Looking at doctoral performance across the seven indicators, there is a grouping of at least seven traditional universities which consistently perform well: Stellenbosch, KwaZulu-Natal, Cape Town, Pretoria, Rhodes, Western Cape and Witwatersrand. There is a second grouping of nine institutions which are consistently in the top 10 in terms of at least five of the indicators: four traditional universities (Fort Hare, Free State, North West and Limpopo), four comprehensive universities (Johannesburg, Nelson Mandela Metropolitan, South Africa and Zululand), and one university of technology (Tshwane). The third grouping of seven universities performs indifferently across the indicators. This group consists of five universities of technology and two comprehensive universities.
It is worth noting that in terms of the official government classification of the system into traditional universities, comprehensive universities and universities of technology, four of the comprehensive universities (Johannesburg, Nelson Mandela Metropolitan, South Africa and Zululand) perform comparably with the second grouping of traditional universities as far as doctorate production is concerned. Regarding the universities of technology, Tshwane is the only one that could be classified as being in the doctorate-producing grouping.
High performance relative to indicators and goals has often been attributed to historical advantage (some universities are more than a 100 years old) and particularly to the apartheid practice of discriminatory allocation of resources and human capital.6 Table 1 shows that in post-apartheid South Africa, some of these differences in performance - particularly in terms of the doctorate and research output - have persisted. More interestingly, the Table also shows that there is a differentiation occurring amongst the historically disadvantaged institutions. For instance, the Universities of the Western Cape and Fort Hare and the Mafikeng campus of North West University have become much more productive, and the Tshwane University of Technology is comparable to the traditional university grouping.

*The data*:
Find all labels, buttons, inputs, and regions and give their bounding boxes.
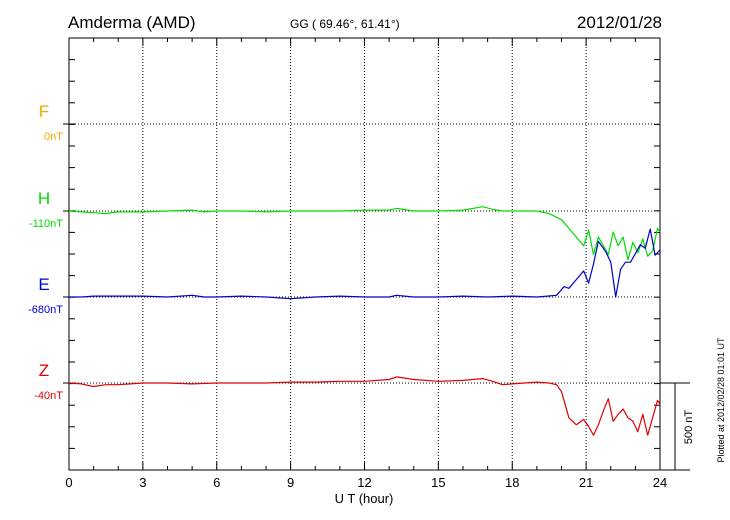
component-name-F: F (39, 102, 49, 121)
plotted-at-note: Plotted at 2012/02/28 01:01 UT (716, 337, 726, 463)
scale-bar: 500 nT (660, 382, 695, 471)
series-lines (68, 206, 661, 436)
component-labels: F 0nT H -110nT E -680nT Z -40nT (28, 102, 63, 402)
x-tick-label: 15 (431, 475, 445, 490)
series-line-H (68, 206, 661, 261)
x-tick-label: 18 (505, 475, 519, 490)
x-tick-label: 3 (139, 475, 146, 490)
x-tick-label: 9 (287, 475, 294, 490)
component-name-E: E (38, 275, 49, 294)
grid-lines (69, 38, 660, 470)
x-tick-label: 21 (579, 475, 593, 490)
component-name-H: H (38, 189, 50, 208)
date-label: 2012/01/28 (577, 13, 662, 32)
component-baseline-H: -110nT (29, 218, 63, 230)
component-baseline-E: -680nT (28, 304, 63, 316)
x-tick-label: 6 (213, 475, 220, 490)
component-baseline-Z: -40nT (34, 390, 63, 402)
scale-bar-label: 500 nT (683, 410, 695, 445)
x-tick-label: 12 (357, 475, 371, 490)
station-title: Amderma (AMD) (68, 13, 196, 32)
x-axis-label: U T (hour) (335, 491, 394, 506)
component-name-Z: Z (39, 361, 49, 380)
coordinates-label: GG ( 69.46°, 61.41°) (290, 17, 400, 31)
series-line-Z (68, 376, 661, 436)
x-tick-label: 0 (65, 475, 72, 490)
x-tick-label: 24 (653, 475, 667, 490)
component-baseline-F: 0nT (44, 131, 63, 143)
series-line-E (69, 228, 661, 300)
x-axis: 0 3 6 9 12 15 18 21 24 (63, 38, 667, 490)
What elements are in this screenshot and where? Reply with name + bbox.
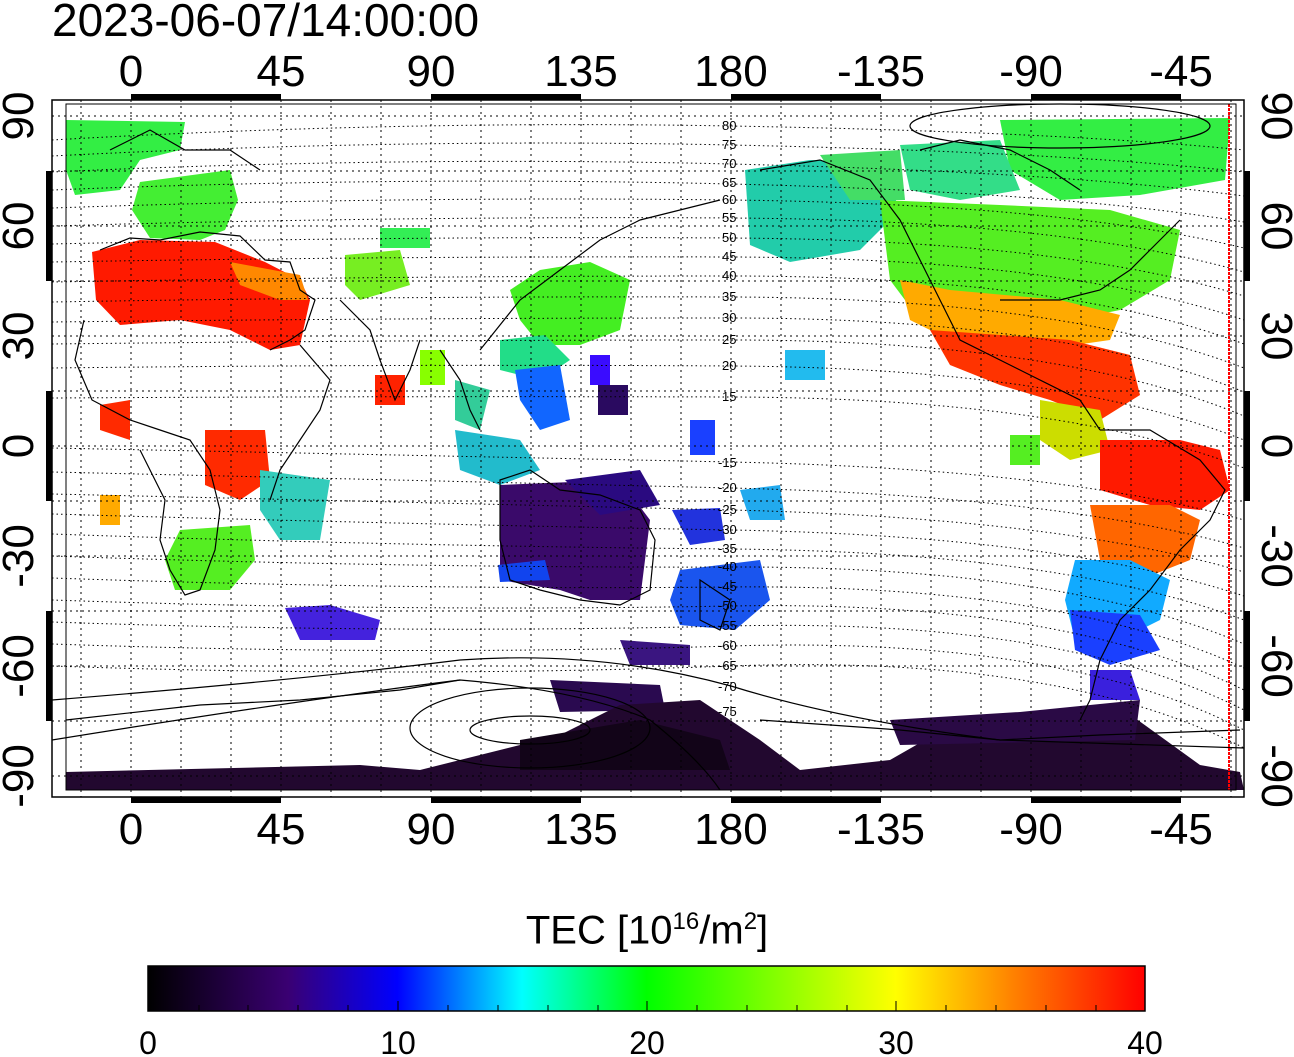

*Given exercise 1*:
From the passage on doctoral performance at South African universities, retype the text between "Looking at doctoral" and "two comprehensive universities.", inclusive.
*Given exercise 2*:
Echo the lines of the records between the lines holding "component-name-F: F (39, 102, 49, 121)" and "component-baseline-H: -110nT (29, 218, 63, 230)", inclusive, and nothing else.

*Final result 1*:
Looking at doctoral performance across the seven indicators, there is a grouping of at least seven traditional universities which consistently perform well: Stellenbosch, KwaZulu-Natal, Cape Town, Pretoria, Rhodes, Western Cape and Witwatersrand. There is a second grouping of nine institutions which are consistently in the top 10 in terms of at least five of the indicators: four traditional universities (Fort Hare, Free State, North West and Limpopo), four comprehensive universities (Johannesburg, Nelson Mandela Metropolitan, South Africa and Zululand), and one university of technology (Tshwane). The third grouping of seven universities performs indifferently across the indicators. This group consists of five universities of technology and two comprehensive universities.

*Final result 2*:
component-name-F: F (39, 102, 49, 121)
plotted-at-note: Plotted at 2012/02/28 01:01 UT (716, 337, 726, 463)
scale-bar: 500 nT (660, 382, 695, 471)
series-lines (68, 206, 661, 436)
component-labels: F 0nT H -110nT E -680nT Z -40nT (28, 102, 63, 402)
x-tick-label: 15 (431, 475, 445, 490)
series-line-H (68, 206, 661, 261)
x-tick-label: 18 (505, 475, 519, 490)
x-tick-label: 3 (139, 475, 146, 490)
x-tick-label: 9 (287, 475, 294, 490)
component-name-E: E (38, 275, 49, 294)
grid-lines (69, 38, 660, 470)
x-tick-label: 21 (579, 475, 593, 490)
component-name-H: H (38, 189, 50, 208)
date-label: 2012/01/28 (577, 13, 662, 32)
component-baseline-H: -110nT (29, 218, 63, 230)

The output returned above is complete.